--- INFORMATION GIVEN ---

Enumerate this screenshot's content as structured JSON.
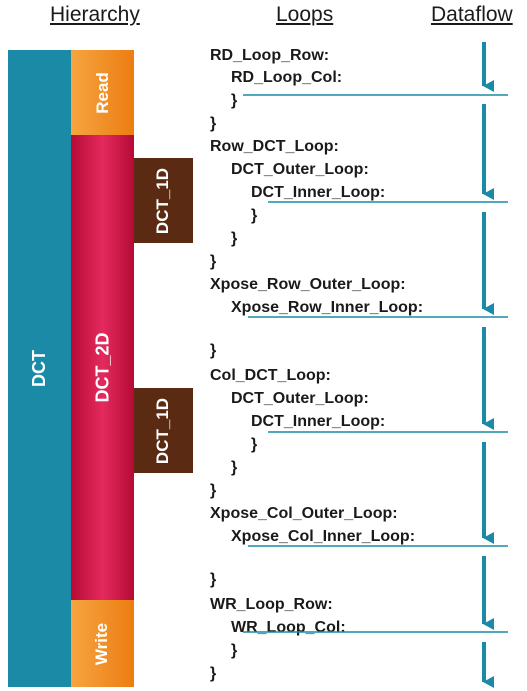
{
  "headers": {
    "hierarchy": "Hierarchy",
    "loops": "Loops",
    "dataflow": "Dataflow"
  },
  "blocks": {
    "dct": "DCT",
    "read": "Read",
    "dct_2d": "DCT_2D",
    "dct_1d_top": "DCT_1D",
    "dct_1d_bottom": "DCT_1D",
    "write": "Write"
  },
  "code_lines": [
    "RD_Loop_Row:",
    "RD_Loop_Col:",
    "}",
    "}",
    "Row_DCT_Loop:",
    "DCT_Outer_Loop:",
    "DCT_Inner_Loop:",
    "}",
    "}",
    "}",
    "Xpose_Row_Outer_Loop:",
    "Xpose_Row_Inner_Loop:",
    "}",
    "Col_DCT_Loop:",
    "DCT_Outer_Loop:",
    "DCT_Inner_Loop:",
    "}",
    "}",
    "}",
    "Xpose_Col_Outer_Loop:",
    "Xpose_Col_Inner_Loop:",
    "}",
    "WR_Loop_Row:",
    "WR_Loop_Col:",
    "}",
    "}"
  ],
  "colors": {
    "dct": "#1a8aa6",
    "read_write": "#f08a1e",
    "dct_2d": "#cc0f3f",
    "dct_1d": "#5a2a12",
    "flow": "#1a8aa6"
  }
}
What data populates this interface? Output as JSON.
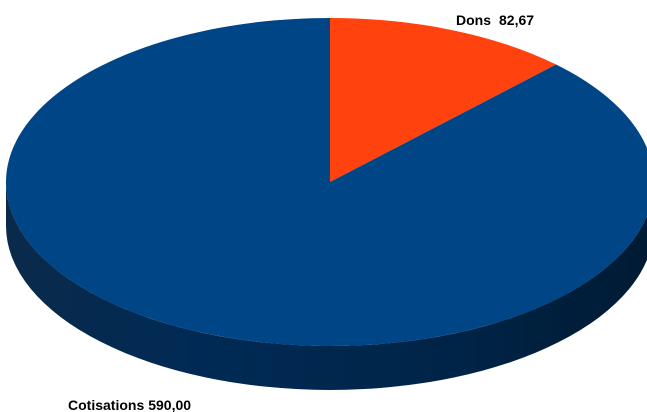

---

Repeat all the data as it stands, dropping any images it holds.

Enumerate this screenshot's content as structured JSON.
{
  "headers": {
    "hierarchy": "Hierarchy",
    "loops": "Loops",
    "dataflow": "Dataflow"
  },
  "blocks": {
    "dct": "DCT",
    "read": "Read",
    "dct_2d": "DCT_2D",
    "dct_1d_top": "DCT_1D",
    "dct_1d_bottom": "DCT_1D",
    "write": "Write"
  },
  "code_lines": [
    "RD_Loop_Row:",
    "RD_Loop_Col:",
    "}",
    "}",
    "Row_DCT_Loop:",
    "DCT_Outer_Loop:",
    "DCT_Inner_Loop:",
    "}",
    "}",
    "}",
    "Xpose_Row_Outer_Loop:",
    "Xpose_Row_Inner_Loop:",
    "}",
    "Col_DCT_Loop:",
    "DCT_Outer_Loop:",
    "DCT_Inner_Loop:",
    "}",
    "}",
    "}",
    "Xpose_Col_Outer_Loop:",
    "Xpose_Col_Inner_Loop:",
    "}",
    "WR_Loop_Row:",
    "WR_Loop_Col:",
    "}",
    "}"
  ],
  "colors": {
    "dct": "#1a8aa6",
    "read_write": "#f08a1e",
    "dct_2d": "#cc0f3f",
    "dct_1d": "#5a2a12",
    "flow": "#1a8aa6"
  }
}
What data populates this interface? Output as JSON.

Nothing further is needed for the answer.